Given records START

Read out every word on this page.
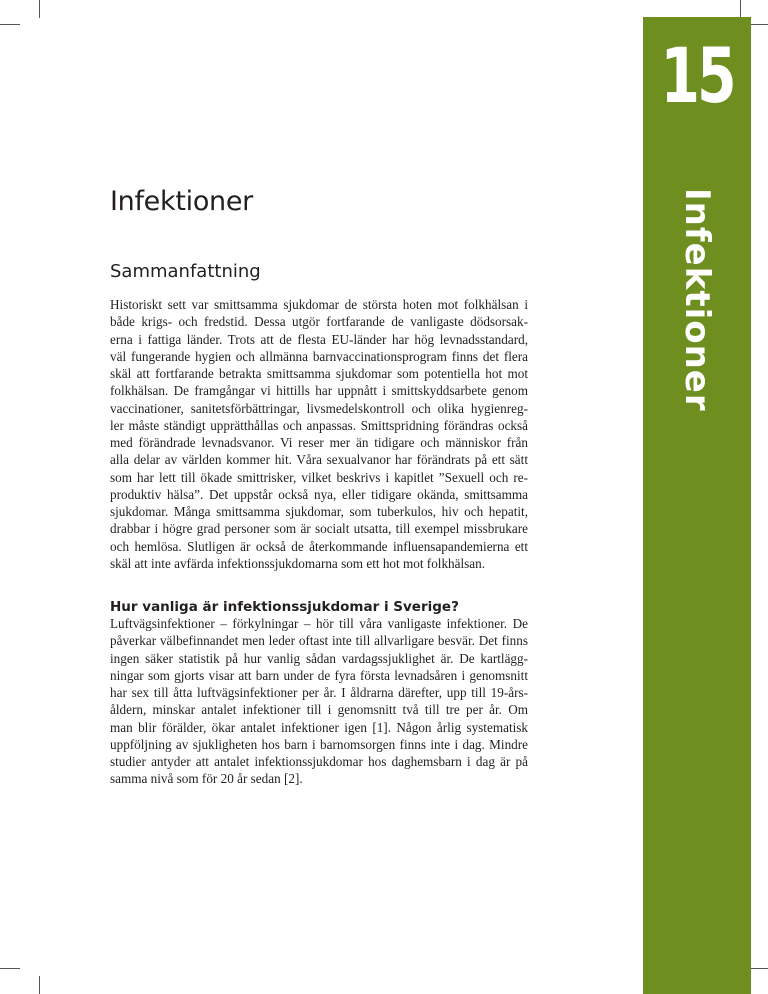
15
Infektioner
Infektioner
Sammanfattning
Historiskt sett var smittsamma sjukdomar de största hoten mot folkhälsan i
både krigs- och fredstid. Dessa utgör fortfarande de vanligaste dödsorsak-
erna i fattiga länder. Trots att de flesta EU-länder har hög levnadsstandard,
väl fungerande hygien och allmänna barnvaccinationsprogram finns det flera
skäl att fortfarande betrakta smittsamma sjukdomar som potentiella hot mot
folkhälsan. De framgångar vi hittills har uppnått i smittskyddsarbete genom
vaccinationer, sanitetsförbättringar, livsmedelskontroll och olika hygienreg-
ler måste ständigt upprätthållas och anpassas. Smittspridning förändras också
med förändrade levnadsvanor. Vi reser mer än tidigare och människor från
alla delar av världen kommer hit. Våra sexualvanor har förändrats på ett sätt
som har lett till ökade smittrisker, vilket beskrivs i kapitlet ”Sexuell och re-
produktiv hälsa”. Det uppstår också nya, eller tidigare okända, smittsamma
sjukdomar. Många smittsamma sjukdomar, som tuberkulos, hiv och hepatit,
drabbar i högre grad personer som är socialt utsatta, till exempel missbrukare
och hemlösa. Slutligen är också de återkommande influensapandemierna ett
skäl att inte avfärda infektionssjukdomarna som ett hot mot folkhälsan.
Hur vanliga är infektionssjukdomar i Sverige?
Luftvägsinfektioner – förkylningar – hör till våra vanligaste infektioner. De
påverkar välbefinnandet men leder oftast inte till allvarligare besvär. Det finns
ingen säker statistik på hur vanlig sådan vardagssjuklighet är. De kartlägg-
ningar som gjorts visar att barn under de fyra första levnadsåren i genomsnitt
har sex till åtta luftvägsinfektioner per år. I åldrarna därefter, upp till 19-års-
åldern, minskar antalet infektioner till i genomsnitt två till tre per år. Om
man blir förälder, ökar antalet infektioner igen [1]. Någon årlig systematisk
uppföljning av sjukligheten hos barn i barnomsorgen finns inte i dag. Mindre
studier antyder att antalet infektionssjukdomar hos daghemsbarn i dag är på
samma nivå som för 20 år sedan [2].
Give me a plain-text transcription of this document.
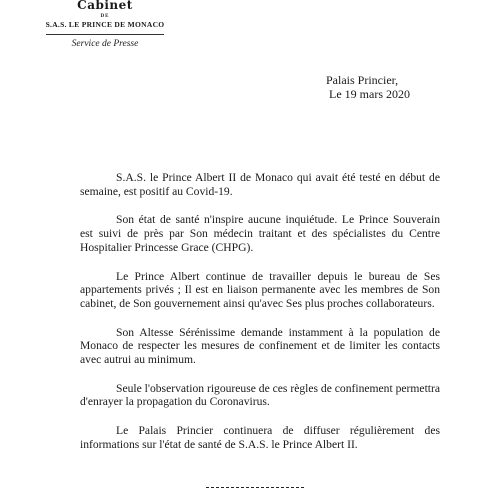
Cabinet
DE
S.A.S. LE PRINCE DE MONACO
Service de Presse
Palais Princier,
Le 19 mars 2020

S.A.S. le Prince Albert II de Monaco qui avait été testé en début de semaine, est positif au Covid-19.

Son état de santé n'inspire aucune inquiétude. Le Prince Souverain est suivi de près par Son médecin traitant et des spécialistes du Centre Hospitalier Princesse Grace (CHPG).

Le Prince Albert continue de travailler depuis le bureau de Ses appartements privés ; Il est en liaison permanente avec les membres de Son cabinet, de Son gouvernement ainsi qu'avec Ses plus proches collaborateurs.

Son Altesse Sérénissime demande instamment à la population de Monaco de respecter les mesures de confinement et de limiter les contacts avec autrui au minimum.

Seule l'observation rigoureuse de ces règles de confinement permettra d'enrayer la propagation du Coronavirus.

Le Palais Princier continuera de diffuser régulièrement des informations sur l'état de santé de S.A.S. le Prince Albert II.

Given records END

* **Instructions to follow**
What is the number of lines in the records that include the word "this"? Answer with that number only.

* **Answer to the problem**
2